Extracted material:
>>>

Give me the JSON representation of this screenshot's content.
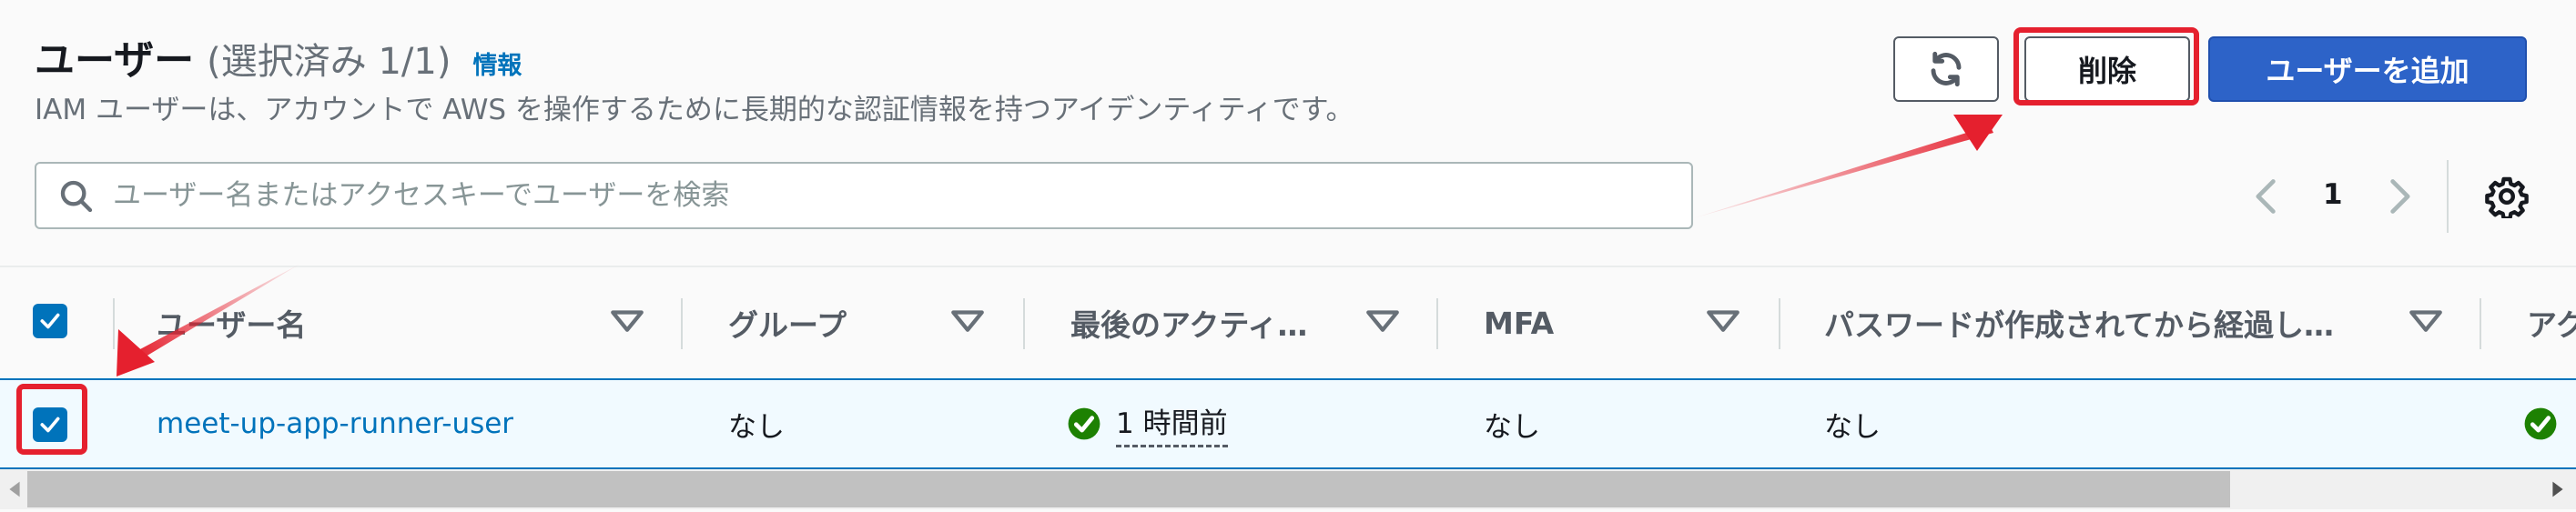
{
  "header": {
    "title": "ユーザー",
    "selection_count": "(選択済み 1/1)",
    "info_link": "情報",
    "description": "IAM ユーザーは、アカウントで AWS を操作するために長期的な認証情報を持つアイデンティティです。"
  },
  "actions": {
    "refresh_icon": "refresh-icon",
    "delete_label": "削除",
    "add_label": "ユーザーを追加"
  },
  "search": {
    "placeholder": "ユーザー名またはアクセスキーでユーザーを検索",
    "value": ""
  },
  "pagination": {
    "current_page": "1"
  },
  "table": {
    "columns": [
      "ユーザー名",
      "グループ",
      "最後のアクティ…",
      "MFA",
      "パスワードが作成されてから経過し…",
      "アク"
    ],
    "rows": [
      {
        "selected": true,
        "user_name": "meet-up-app-runner-user",
        "groups": "なし",
        "last_activity": "1 時間前",
        "mfa": "なし",
        "password_age": "なし"
      }
    ]
  },
  "colors": {
    "accent": "#0073bb",
    "primary_button": "#2d63c8",
    "annotation": "#e5202e",
    "success": "#1d8102"
  }
}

<<<

Task requirements:
Write out each entry exactly as given, omitting any picture.

Solution:
Give me the JSON representation of this screenshot's content.
{
  "header": {
    "title": "ユーザー",
    "selection_count": "(選択済み 1/1)",
    "info_link": "情報",
    "description": "IAM ユーザーは、アカウントで AWS を操作するために長期的な認証情報を持つアイデンティティです。"
  },
  "actions": {
    "refresh_icon": "refresh-icon",
    "delete_label": "削除",
    "add_label": "ユーザーを追加"
  },
  "search": {
    "placeholder": "ユーザー名またはアクセスキーでユーザーを検索",
    "value": ""
  },
  "pagination": {
    "current_page": "1"
  },
  "table": {
    "columns": [
      "ユーザー名",
      "グループ",
      "最後のアクティ…",
      "MFA",
      "パスワードが作成されてから経過し…",
      "アク"
    ],
    "rows": [
      {
        "selected": true,
        "user_name": "meet-up-app-runner-user",
        "groups": "なし",
        "last_activity": "1 時間前",
        "mfa": "なし",
        "password_age": "なし"
      }
    ]
  },
  "colors": {
    "accent": "#0073bb",
    "primary_button": "#2d63c8",
    "annotation": "#e5202e",
    "success": "#1d8102"
  }
}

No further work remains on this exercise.